* **WHAT YOU HAVE TO DO**
Pull out every line below containing the word "Phyllocladus".

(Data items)
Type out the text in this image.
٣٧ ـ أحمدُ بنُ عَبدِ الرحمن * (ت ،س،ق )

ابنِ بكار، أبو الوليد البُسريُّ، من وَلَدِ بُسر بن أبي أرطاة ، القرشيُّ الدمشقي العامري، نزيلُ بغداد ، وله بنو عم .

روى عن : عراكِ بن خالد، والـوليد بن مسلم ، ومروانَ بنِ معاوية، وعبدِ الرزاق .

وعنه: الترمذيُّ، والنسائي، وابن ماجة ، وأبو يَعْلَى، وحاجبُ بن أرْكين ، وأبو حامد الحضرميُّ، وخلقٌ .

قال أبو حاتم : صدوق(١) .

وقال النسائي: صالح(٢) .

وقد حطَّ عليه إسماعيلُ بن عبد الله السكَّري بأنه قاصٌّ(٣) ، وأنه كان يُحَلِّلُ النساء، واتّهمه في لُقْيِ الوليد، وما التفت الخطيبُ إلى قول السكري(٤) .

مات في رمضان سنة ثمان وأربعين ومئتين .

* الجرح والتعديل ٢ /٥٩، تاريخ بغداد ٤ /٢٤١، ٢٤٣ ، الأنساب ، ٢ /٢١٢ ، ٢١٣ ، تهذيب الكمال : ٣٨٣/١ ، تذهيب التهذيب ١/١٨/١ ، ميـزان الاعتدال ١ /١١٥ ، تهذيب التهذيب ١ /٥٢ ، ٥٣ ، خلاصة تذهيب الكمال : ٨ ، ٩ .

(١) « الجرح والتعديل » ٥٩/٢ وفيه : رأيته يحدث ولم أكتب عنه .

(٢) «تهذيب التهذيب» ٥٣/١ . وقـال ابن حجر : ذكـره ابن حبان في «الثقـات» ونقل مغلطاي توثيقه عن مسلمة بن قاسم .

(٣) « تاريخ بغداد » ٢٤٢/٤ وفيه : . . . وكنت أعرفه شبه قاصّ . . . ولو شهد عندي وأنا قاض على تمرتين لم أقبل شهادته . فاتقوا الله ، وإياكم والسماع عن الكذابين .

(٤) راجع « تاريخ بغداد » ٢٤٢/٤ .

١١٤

...

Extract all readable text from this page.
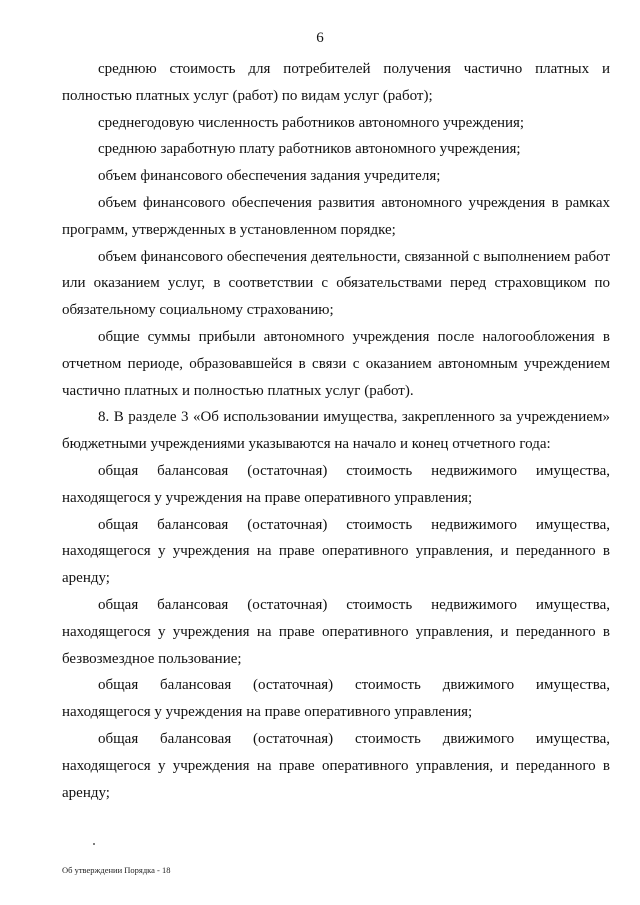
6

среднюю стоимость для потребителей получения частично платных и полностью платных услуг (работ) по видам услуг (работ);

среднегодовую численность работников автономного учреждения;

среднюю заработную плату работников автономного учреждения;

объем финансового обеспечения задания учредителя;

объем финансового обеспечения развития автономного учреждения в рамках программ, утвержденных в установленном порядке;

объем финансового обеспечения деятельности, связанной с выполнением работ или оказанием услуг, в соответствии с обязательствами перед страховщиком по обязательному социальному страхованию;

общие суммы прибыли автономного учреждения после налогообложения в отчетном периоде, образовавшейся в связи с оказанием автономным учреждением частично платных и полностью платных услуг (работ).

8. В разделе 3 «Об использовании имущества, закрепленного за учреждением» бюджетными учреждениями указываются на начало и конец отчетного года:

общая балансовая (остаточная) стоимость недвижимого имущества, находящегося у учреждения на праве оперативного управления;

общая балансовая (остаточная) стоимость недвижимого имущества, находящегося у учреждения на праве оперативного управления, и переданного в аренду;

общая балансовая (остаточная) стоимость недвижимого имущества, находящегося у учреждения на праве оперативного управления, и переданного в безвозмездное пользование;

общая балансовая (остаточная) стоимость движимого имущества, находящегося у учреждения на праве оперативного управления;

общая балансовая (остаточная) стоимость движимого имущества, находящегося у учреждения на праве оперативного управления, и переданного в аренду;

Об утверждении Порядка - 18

==

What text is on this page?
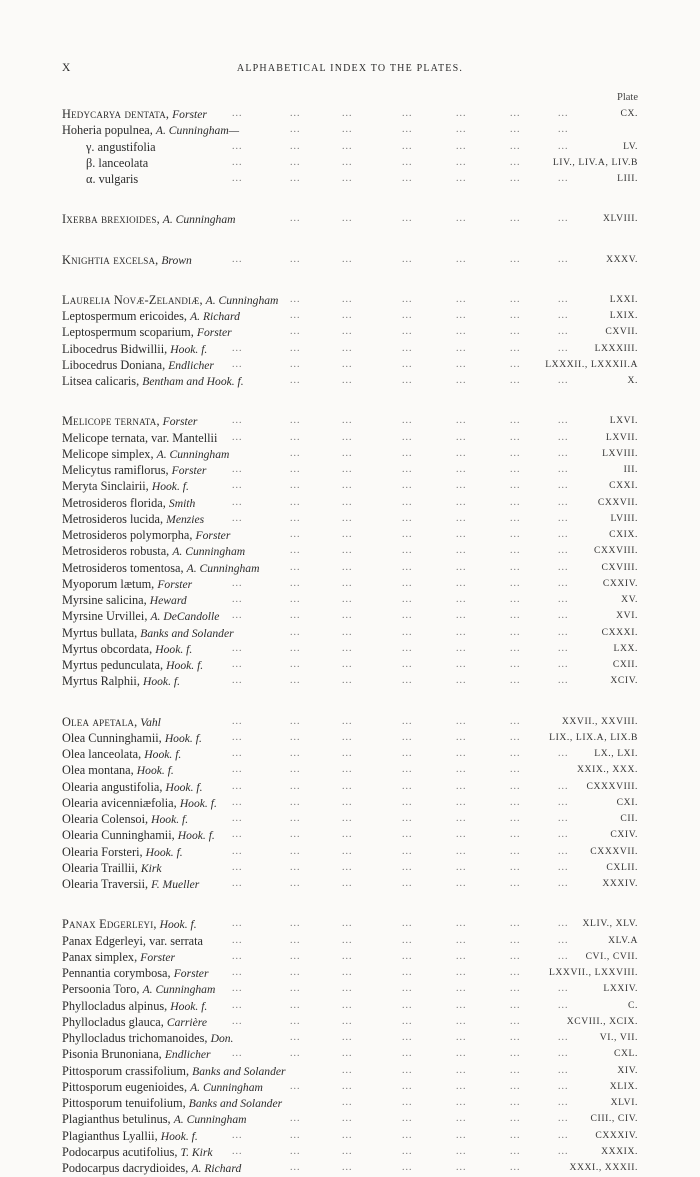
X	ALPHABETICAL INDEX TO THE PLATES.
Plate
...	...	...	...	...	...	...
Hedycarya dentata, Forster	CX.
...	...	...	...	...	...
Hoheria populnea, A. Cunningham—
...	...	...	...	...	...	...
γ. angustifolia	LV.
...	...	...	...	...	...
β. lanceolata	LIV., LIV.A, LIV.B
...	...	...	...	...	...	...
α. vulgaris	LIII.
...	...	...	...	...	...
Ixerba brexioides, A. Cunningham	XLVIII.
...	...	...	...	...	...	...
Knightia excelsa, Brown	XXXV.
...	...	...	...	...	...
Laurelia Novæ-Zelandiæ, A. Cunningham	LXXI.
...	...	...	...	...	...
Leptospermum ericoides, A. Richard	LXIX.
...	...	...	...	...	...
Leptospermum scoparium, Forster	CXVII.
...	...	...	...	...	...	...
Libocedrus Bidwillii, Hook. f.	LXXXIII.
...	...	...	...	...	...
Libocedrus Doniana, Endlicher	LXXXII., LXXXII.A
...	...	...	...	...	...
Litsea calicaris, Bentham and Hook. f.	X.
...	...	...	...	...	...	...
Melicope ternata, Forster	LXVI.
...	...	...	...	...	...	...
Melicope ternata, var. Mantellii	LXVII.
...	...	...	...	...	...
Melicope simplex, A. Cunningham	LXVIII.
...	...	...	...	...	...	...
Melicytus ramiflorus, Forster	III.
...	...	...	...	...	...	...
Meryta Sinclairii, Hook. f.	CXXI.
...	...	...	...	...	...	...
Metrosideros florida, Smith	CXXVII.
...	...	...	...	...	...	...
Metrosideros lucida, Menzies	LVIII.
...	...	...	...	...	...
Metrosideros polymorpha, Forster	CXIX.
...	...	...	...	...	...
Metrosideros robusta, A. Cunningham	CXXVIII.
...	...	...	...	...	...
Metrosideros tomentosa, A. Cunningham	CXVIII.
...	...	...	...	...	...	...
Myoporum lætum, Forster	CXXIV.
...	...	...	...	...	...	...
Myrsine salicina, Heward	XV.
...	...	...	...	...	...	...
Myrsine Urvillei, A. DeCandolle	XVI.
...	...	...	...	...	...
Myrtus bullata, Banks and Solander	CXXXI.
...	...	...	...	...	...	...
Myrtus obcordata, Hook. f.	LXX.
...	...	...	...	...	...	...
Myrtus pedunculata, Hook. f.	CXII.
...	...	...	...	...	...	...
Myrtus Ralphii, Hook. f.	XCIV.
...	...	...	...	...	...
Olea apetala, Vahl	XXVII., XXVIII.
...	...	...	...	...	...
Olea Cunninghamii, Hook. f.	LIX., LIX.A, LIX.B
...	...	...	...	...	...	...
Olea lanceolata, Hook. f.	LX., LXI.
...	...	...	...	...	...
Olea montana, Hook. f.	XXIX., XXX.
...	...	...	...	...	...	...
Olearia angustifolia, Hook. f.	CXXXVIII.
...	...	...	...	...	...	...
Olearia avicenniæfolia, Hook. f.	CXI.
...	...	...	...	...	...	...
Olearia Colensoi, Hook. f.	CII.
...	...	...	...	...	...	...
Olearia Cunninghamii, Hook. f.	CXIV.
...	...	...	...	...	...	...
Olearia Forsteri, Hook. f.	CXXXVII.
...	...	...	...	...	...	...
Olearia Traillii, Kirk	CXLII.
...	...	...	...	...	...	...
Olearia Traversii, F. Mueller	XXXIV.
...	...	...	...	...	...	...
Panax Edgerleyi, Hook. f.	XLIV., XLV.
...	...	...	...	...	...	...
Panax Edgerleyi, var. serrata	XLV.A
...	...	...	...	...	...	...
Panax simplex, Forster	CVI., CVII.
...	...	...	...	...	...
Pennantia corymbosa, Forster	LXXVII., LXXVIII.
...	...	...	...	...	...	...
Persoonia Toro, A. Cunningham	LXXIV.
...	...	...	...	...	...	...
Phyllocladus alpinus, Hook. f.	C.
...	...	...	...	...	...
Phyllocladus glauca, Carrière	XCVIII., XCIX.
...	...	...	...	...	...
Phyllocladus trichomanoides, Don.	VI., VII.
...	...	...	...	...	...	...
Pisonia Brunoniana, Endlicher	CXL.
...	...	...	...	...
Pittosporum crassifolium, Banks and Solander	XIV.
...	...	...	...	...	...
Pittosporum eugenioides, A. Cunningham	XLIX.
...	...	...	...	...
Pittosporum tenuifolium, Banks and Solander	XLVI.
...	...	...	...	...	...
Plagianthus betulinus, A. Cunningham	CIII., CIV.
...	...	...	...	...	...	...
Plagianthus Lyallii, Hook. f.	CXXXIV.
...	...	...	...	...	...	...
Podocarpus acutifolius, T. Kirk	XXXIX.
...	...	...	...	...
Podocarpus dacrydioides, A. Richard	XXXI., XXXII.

* **EXERCISE RESPONSE**
Phyllocladus alpinus, Hook. f.	C.
Phyllocladus glauca, Carrière	XCVIII., XCIX.
Phyllocladus trichomanoides, Don.	VI., VII.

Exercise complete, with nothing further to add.